■ Problem
Below are some entries. Output each one exactly as it appears.
BEGIN Provided data
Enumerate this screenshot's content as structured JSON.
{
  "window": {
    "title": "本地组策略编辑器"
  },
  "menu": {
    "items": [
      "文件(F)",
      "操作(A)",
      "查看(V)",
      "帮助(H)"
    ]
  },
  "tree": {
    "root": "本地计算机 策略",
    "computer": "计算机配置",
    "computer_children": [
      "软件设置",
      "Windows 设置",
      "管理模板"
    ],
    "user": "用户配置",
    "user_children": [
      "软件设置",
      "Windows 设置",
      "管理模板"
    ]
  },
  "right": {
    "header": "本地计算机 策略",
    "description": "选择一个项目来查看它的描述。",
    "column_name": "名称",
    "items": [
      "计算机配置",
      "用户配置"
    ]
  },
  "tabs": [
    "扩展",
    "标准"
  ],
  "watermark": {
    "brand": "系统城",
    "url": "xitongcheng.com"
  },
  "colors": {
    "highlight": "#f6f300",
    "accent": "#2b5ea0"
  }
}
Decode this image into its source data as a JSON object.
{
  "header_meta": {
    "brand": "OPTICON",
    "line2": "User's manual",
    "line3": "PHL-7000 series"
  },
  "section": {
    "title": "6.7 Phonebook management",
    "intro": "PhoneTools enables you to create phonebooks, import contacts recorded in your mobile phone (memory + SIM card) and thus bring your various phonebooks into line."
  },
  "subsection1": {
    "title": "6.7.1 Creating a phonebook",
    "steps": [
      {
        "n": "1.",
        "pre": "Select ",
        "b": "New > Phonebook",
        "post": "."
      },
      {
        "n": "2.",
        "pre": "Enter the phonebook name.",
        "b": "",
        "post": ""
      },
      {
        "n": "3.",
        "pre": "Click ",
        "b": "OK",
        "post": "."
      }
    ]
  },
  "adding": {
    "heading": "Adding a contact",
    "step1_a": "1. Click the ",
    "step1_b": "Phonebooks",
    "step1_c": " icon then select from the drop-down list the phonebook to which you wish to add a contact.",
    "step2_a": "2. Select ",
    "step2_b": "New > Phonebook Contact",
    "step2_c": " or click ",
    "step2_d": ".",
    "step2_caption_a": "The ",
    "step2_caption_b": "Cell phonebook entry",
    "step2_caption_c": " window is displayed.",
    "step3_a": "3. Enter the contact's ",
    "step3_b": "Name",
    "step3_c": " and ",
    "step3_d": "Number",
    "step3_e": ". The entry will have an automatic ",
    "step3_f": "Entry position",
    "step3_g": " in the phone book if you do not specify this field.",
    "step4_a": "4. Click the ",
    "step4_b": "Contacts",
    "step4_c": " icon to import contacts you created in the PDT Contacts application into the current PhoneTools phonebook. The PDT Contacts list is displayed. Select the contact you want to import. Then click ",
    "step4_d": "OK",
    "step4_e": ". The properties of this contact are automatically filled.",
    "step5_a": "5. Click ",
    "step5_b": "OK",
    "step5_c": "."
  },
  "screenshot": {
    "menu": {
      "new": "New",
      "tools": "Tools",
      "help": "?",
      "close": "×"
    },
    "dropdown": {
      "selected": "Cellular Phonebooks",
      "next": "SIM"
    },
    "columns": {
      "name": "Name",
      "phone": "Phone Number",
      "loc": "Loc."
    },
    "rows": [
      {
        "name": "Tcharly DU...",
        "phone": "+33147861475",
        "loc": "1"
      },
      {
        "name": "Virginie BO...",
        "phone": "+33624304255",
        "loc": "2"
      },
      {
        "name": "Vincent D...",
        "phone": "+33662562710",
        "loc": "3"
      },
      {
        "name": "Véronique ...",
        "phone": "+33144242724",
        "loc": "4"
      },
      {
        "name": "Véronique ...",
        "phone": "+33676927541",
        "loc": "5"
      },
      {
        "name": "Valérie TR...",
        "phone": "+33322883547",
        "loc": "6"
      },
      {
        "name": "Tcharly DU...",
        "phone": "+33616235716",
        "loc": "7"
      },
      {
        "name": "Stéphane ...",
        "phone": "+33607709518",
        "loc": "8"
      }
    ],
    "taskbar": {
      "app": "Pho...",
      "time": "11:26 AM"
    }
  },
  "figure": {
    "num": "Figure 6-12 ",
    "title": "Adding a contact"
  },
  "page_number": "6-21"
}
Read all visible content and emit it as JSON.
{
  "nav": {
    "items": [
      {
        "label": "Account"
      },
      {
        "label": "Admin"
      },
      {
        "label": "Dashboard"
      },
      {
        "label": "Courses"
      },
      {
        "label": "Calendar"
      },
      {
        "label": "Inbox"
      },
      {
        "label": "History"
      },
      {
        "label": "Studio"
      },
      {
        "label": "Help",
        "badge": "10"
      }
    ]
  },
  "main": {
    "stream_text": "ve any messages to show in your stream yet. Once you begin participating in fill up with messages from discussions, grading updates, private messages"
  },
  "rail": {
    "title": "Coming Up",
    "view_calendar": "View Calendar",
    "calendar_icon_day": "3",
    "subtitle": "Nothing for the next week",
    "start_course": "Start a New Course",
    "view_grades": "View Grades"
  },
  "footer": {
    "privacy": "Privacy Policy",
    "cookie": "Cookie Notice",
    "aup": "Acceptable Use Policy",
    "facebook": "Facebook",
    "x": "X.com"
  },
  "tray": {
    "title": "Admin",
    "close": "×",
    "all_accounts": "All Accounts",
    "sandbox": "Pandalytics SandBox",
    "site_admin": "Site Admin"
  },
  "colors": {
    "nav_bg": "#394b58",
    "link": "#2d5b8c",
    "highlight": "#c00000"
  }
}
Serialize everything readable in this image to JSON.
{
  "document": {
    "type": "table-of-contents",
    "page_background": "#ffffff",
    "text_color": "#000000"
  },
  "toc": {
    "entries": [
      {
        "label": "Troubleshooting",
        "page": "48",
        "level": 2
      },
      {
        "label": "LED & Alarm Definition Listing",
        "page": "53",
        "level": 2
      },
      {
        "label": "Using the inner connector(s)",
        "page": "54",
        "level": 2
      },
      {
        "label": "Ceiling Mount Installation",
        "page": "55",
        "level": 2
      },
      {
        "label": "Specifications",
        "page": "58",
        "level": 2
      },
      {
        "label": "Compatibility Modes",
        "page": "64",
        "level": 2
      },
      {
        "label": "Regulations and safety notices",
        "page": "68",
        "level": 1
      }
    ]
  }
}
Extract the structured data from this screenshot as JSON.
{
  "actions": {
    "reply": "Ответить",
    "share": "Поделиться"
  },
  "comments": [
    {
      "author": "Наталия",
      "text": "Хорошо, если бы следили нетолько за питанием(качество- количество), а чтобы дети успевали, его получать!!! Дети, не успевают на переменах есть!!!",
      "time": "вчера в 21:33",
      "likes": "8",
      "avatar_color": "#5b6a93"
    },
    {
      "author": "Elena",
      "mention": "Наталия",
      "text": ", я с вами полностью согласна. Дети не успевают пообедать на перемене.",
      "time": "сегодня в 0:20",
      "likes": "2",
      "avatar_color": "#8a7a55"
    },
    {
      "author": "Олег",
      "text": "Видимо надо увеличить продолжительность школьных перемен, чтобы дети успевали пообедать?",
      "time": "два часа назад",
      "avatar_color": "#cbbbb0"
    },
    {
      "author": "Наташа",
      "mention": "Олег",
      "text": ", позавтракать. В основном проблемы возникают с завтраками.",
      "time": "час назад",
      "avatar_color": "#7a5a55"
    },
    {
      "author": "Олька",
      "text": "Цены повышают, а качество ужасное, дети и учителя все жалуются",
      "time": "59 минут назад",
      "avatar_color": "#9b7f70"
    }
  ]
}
END Provided data
■ Answer to the task
Enumerate this screenshot's content as structured JSON.
{
  "window": {
    "title": "本地组策略编辑器"
  },
  "menu": {
    "items": [
      "文件(F)",
      "操作(A)",
      "查看(V)",
      "帮助(H)"
    ]
  },
  "tree": {
    "root": "本地计算机 策略",
    "computer": "计算机配置",
    "computer_children": [
      "软件设置",
      "Windows 设置",
      "管理模板"
    ],
    "user": "用户配置",
    "user_children": [
      "软件设置",
      "Windows 设置",
      "管理模板"
    ]
  },
  "right": {
    "header": "本地计算机 策略",
    "description": "选择一个项目来查看它的描述。",
    "column_name": "名称",
    "items": [
      "计算机配置",
      "用户配置"
    ]
  },
  "tabs": [
    "扩展",
    "标准"
  ],
  "watermark": {
    "brand": "系统城",
    "url": "xitongcheng.com"
  },
  "colors": {
    "highlight": "#f6f300",
    "accent": "#2b5ea0"
  }
}
Decode this image into its source data as a JSON object.
{
  "header_meta": {
    "brand": "OPTICON",
    "line2": "User's manual",
    "line3": "PHL-7000 series"
  },
  "section": {
    "title": "6.7 Phonebook management",
    "intro": "PhoneTools enables you to create phonebooks, import contacts recorded in your mobile phone (memory + SIM card) and thus bring your various phonebooks into line."
  },
  "subsection1": {
    "title": "6.7.1 Creating a phonebook",
    "steps": [
      {
        "n": "1.",
        "pre": "Select ",
        "b": "New > Phonebook",
        "post": "."
      },
      {
        "n": "2.",
        "pre": "Enter the phonebook name.",
        "b": "",
        "post": ""
      },
      {
        "n": "3.",
        "pre": "Click ",
        "b": "OK",
        "post": "."
      }
    ]
  },
  "adding": {
    "heading": "Adding a contact",
    "step1_a": "1. Click the ",
    "step1_b": "Phonebooks",
    "step1_c": " icon then select from the drop-down list the phonebook to which you wish to add a contact.",
    "step2_a": "2. Select ",
    "step2_b": "New > Phonebook Contact",
    "step2_c": " or click ",
    "step2_d": ".",
    "step2_caption_a": "The ",
    "step2_caption_b": "Cell phonebook entry",
    "step2_caption_c": " window is displayed.",
    "step3_a": "3. Enter the contact's ",
    "step3_b": "Name",
    "step3_c": " and ",
    "step3_d": "Number",
    "step3_e": ". The entry will have an automatic ",
    "step3_f": "Entry position",
    "step3_g": " in the phone book if you do not specify this field.",
    "step4_a": "4. Click the ",
    "step4_b": "Contacts",
    "step4_c": " icon to import contacts you created in the PDT Contacts application into the current PhoneTools phonebook. The PDT Contacts list is displayed. Select the contact you want to import. Then click ",
    "step4_d": "OK",
    "step4_e": ". The properties of this contact are automatically filled.",
    "step5_a": "5. Click ",
    "step5_b": "OK",
    "step5_c": "."
  },
  "screenshot": {
    "menu": {
      "new": "New",
      "tools": "Tools",
      "help": "?",
      "close": "×"
    },
    "dropdown": {
      "selected": "Cellular Phonebooks",
      "next": "SIM"
    },
    "columns": {
      "name": "Name",
      "phone": "Phone Number",
      "loc": "Loc."
    },
    "rows": [
      {
        "name": "Tcharly DU...",
        "phone": "+33147861475",
        "loc": "1"
      },
      {
        "name": "Virginie BO...",
        "phone": "+33624304255",
        "loc": "2"
      },
      {
        "name": "Vincent D...",
        "phone": "+33662562710",
        "loc": "3"
      },
      {
        "name": "Véronique ...",
        "phone": "+33144242724",
        "loc": "4"
      },
      {
        "name": "Véronique ...",
        "phone": "+33676927541",
        "loc": "5"
      },
      {
        "name": "Valérie TR...",
        "phone": "+33322883547",
        "loc": "6"
      },
      {
        "name": "Tcharly DU...",
        "phone": "+33616235716",
        "loc": "7"
      },
      {
        "name": "Stéphane ...",
        "phone": "+33607709518",
        "loc": "8"
      }
    ],
    "taskbar": {
      "app": "Pho...",
      "time": "11:26 AM"
    }
  },
  "figure": {
    "num": "Figure 6-12 ",
    "title": "Adding a contact"
  },
  "page_number": "6-21"
}
Read all visible content and emit it as JSON.
{
  "nav": {
    "items": [
      {
        "label": "Account"
      },
      {
        "label": "Admin"
      },
      {
        "label": "Dashboard"
      },
      {
        "label": "Courses"
      },
      {
        "label": "Calendar"
      },
      {
        "label": "Inbox"
      },
      {
        "label": "History"
      },
      {
        "label": "Studio"
      },
      {
        "label": "Help",
        "badge": "10"
      }
    ]
  },
  "main": {
    "stream_text": "ve any messages to show in your stream yet. Once you begin participating in fill up with messages from discussions, grading updates, private messages"
  },
  "rail": {
    "title": "Coming Up",
    "view_calendar": "View Calendar",
    "calendar_icon_day": "3",
    "subtitle": "Nothing for the next week",
    "start_course": "Start a New Course",
    "view_grades": "View Grades"
  },
  "footer": {
    "privacy": "Privacy Policy",
    "cookie": "Cookie Notice",
    "aup": "Acceptable Use Policy",
    "facebook": "Facebook",
    "x": "X.com"
  },
  "tray": {
    "title": "Admin",
    "close": "×",
    "all_accounts": "All Accounts",
    "sandbox": "Pandalytics SandBox",
    "site_admin": "Site Admin"
  },
  "colors": {
    "nav_bg": "#394b58",
    "link": "#2d5b8c",
    "highlight": "#c00000"
  }
}
Serialize everything readable in this image to JSON.
{
  "document": {
    "type": "table-of-contents",
    "page_background": "#ffffff",
    "text_color": "#000000"
  },
  "toc": {
    "entries": [
      {
        "label": "Troubleshooting",
        "page": "48",
        "level": 2
      },
      {
        "label": "LED & Alarm Definition Listing",
        "page": "53",
        "level": 2
      },
      {
        "label": "Using the inner connector(s)",
        "page": "54",
        "level": 2
      },
      {
        "label": "Ceiling Mount Installation",
        "page": "55",
        "level": 2
      },
      {
        "label": "Specifications",
        "page": "58",
        "level": 2
      },
      {
        "label": "Compatibility Modes",
        "page": "64",
        "level": 2
      },
      {
        "label": "Regulations and safety notices",
        "page": "68",
        "level": 1
      }
    ]
  }
}
Extract the structured data from this screenshot as JSON.
{
  "actions": {
    "reply": "Ответить",
    "share": "Поделиться"
  },
  "comments": [
    {
      "author": "Наталия",
      "text": "Хорошо, если бы следили нетолько за питанием(качество- количество), а чтобы дети успевали, его получать!!! Дети, не успевают на переменах есть!!!",
      "time": "вчера в 21:33",
      "likes": "8",
      "avatar_color": "#5b6a93"
    },
    {
      "author": "Elena",
      "mention": "Наталия",
      "text": ", я с вами полностью согласна. Дети не успевают пообедать на перемене.",
      "time": "сегодня в 0:20",
      "likes": "2",
      "avatar_color": "#8a7a55"
    },
    {
      "author": "Олег",
      "text": "Видимо надо увеличить продолжительность школьных перемен, чтобы дети успевали пообедать?",
      "time": "два часа назад",
      "avatar_color": "#cbbbb0"
    },
    {
      "author": "Наташа",
      "mention": "Олег",
      "text": ", позавтракать. В основном проблемы возникают с завтраками.",
      "time": "час назад",
      "avatar_color": "#7a5a55"
    },
    {
      "author": "Олька",
      "text": "Цены повышают, а качество ужасное, дети и учителя все жалуются",
      "time": "59 минут назад",
      "avatar_color": "#9b7f70"
    }
  ]
}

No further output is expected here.